**Exercise inputs**:
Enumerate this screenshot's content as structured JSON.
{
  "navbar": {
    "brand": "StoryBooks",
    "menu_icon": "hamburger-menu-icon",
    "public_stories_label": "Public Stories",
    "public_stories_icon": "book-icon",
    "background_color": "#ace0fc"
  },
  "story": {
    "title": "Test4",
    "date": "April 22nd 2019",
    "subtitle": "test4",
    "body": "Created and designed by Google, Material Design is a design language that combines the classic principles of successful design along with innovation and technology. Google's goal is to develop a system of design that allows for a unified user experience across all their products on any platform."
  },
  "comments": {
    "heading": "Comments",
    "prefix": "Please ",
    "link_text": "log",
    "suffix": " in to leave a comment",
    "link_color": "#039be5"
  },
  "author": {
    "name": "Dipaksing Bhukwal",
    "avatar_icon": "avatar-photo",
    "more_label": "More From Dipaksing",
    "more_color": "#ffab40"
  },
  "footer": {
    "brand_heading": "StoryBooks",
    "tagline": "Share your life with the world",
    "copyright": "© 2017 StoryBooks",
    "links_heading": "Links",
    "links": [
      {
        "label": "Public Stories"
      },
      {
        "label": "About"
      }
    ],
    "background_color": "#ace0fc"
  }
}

**What this task involves**:
Please reproduce the entire listing, exactly as shown.

**Complete output**:
Enumerate this screenshot's content as structured JSON.
{
  "navbar": {
    "brand": "StoryBooks",
    "menu_icon": "hamburger-menu-icon",
    "public_stories_label": "Public Stories",
    "public_stories_icon": "book-icon",
    "background_color": "#ace0fc"
  },
  "story": {
    "title": "Test4",
    "date": "April 22nd 2019",
    "subtitle": "test4",
    "body": "Created and designed by Google, Material Design is a design language that combines the classic principles of successful design along with innovation and technology. Google's goal is to develop a system of design that allows for a unified user experience across all their products on any platform."
  },
  "comments": {
    "heading": "Comments",
    "prefix": "Please ",
    "link_text": "log",
    "suffix": " in to leave a comment",
    "link_color": "#039be5"
  },
  "author": {
    "name": "Dipaksing Bhukwal",
    "avatar_icon": "avatar-photo",
    "more_label": "More From Dipaksing",
    "more_color": "#ffab40"
  },
  "footer": {
    "brand_heading": "StoryBooks",
    "tagline": "Share your life with the world",
    "copyright": "© 2017 StoryBooks",
    "links_heading": "Links",
    "links": [
      {
        "label": "Public Stories"
      },
      {
        "label": "About"
      }
    ],
    "background_color": "#ace0fc"
  }
}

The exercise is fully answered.